Rows:
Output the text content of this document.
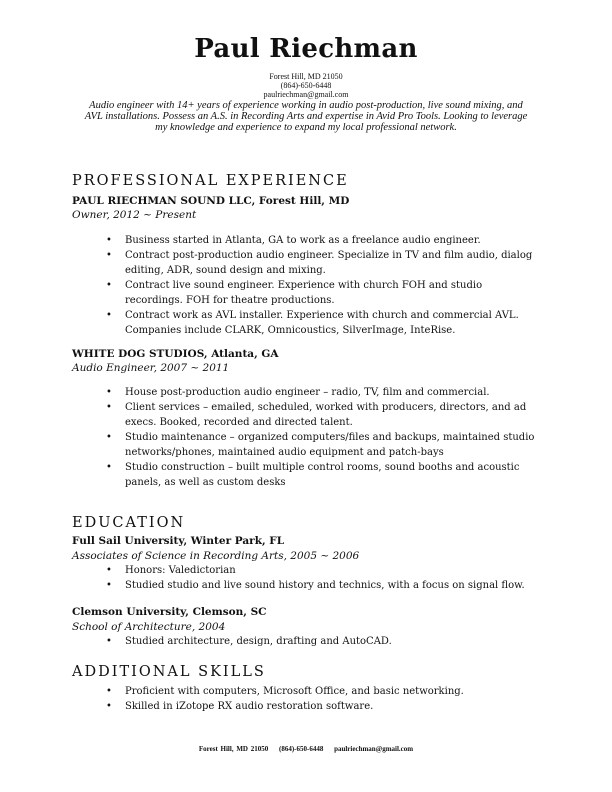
Paul Riechman
Forest Hill, MD 21050
(864)-650-6448
paulriechman@gmail.com
Audio engineer with 14+ years of experience working in audio post-production, live sound mixing, and AVL installations. Possess an A.S. in Recording Arts and expertise in Avid Pro Tools. Looking to leverage my knowledge and experience to expand my local professional network.
PROFESSIONAL EXPERIENCE
PAUL RIECHMAN SOUND LLC, Forest Hill, MD
Owner, 2012 ~ Present
• Business started in Atlanta, GA to work as a freelance audio engineer.
• Contract post-production audio engineer. Specialize in TV and film audio, dialog editing, ADR, sound design and mixing.
• Contract live sound engineer. Experience with church FOH and studio recordings. FOH for theatre productions.
• Contract work as AVL installer. Experience with church and commercial AVL. Companies include CLARK, Omnicoustics, SilverImage, InteRise.
WHITE DOG STUDIOS, Atlanta, GA
Audio Engineer, 2007 ~ 2011
• House post-production audio engineer – radio, TV, film and commercial.
• Client services – emailed, scheduled, worked with producers, directors, and ad execs. Booked, recorded and directed talent.
• Studio maintenance – organized computers/files and backups, maintained studio networks/phones, maintained audio equipment and patch-bays
• Studio construction – built multiple control rooms, sound booths and acoustic panels, as well as custom desks
EDUCATION
Full Sail University, Winter Park, FL
Associates of Science in Recording Arts, 2005 ~ 2006
• Honors: Valedictorian
• Studied studio and live sound history and technics, with a focus on signal flow.
Clemson University, Clemson, SC
School of Architecture, 2004
• Studied architecture, design, drafting and AutoCAD.
ADDITIONAL SKILLS
• Proficient with computers, Microsoft Office, and basic networking.
• Skilled in iZotope RX audio restoration software.
Forest Hill, MD 21050 (864)-650-6448 paulriechman@gmail.com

To be done: Repeat each entry exactly as given; no pictures belong in the copy.

Response:
Output the text content of this document.
Paul Riechman
Forest Hill, MD 21050
(864)-650-6448
paulriechman@gmail.com
Audio engineer with 14+ years of experience working in audio post-production, live sound mixing, and AVL installations. Possess an A.S. in Recording Arts and expertise in Avid Pro Tools. Looking to leverage my knowledge and experience to expand my local professional network.
PROFESSIONAL EXPERIENCE
PAUL RIECHMAN SOUND LLC, Forest Hill, MD
Owner, 2012 ~ Present
• Business started in Atlanta, GA to work as a freelance audio engineer.
• Contract post-production audio engineer. Specialize in TV and film audio, dialog editing, ADR, sound design and mixing.
• Contract live sound engineer. Experience with church FOH and studio recordings. FOH for theatre productions.
• Contract work as AVL installer. Experience with church and commercial AVL. Companies include CLARK, Omnicoustics, SilverImage, InteRise.
WHITE DOG STUDIOS, Atlanta, GA
Audio Engineer, 2007 ~ 2011
• House post-production audio engineer – radio, TV, film and commercial.
• Client services – emailed, scheduled, worked with producers, directors, and ad execs. Booked, recorded and directed talent.
• Studio maintenance – organized computers/files and backups, maintained studio networks/phones, maintained audio equipment and patch-bays
• Studio construction – built multiple control rooms, sound booths and acoustic panels, as well as custom desks
EDUCATION
Full Sail University, Winter Park, FL
Associates of Science in Recording Arts, 2005 ~ 2006
• Honors: Valedictorian
• Studied studio and live sound history and technics, with a focus on signal flow.
Clemson University, Clemson, SC
School of Architecture, 2004
• Studied architecture, design, drafting and AutoCAD.
ADDITIONAL SKILLS
• Proficient with computers, Microsoft Office, and basic networking.
• Skilled in iZotope RX audio restoration software.
Forest Hill, MD 21050 (864)-650-6448 paulriechman@gmail.com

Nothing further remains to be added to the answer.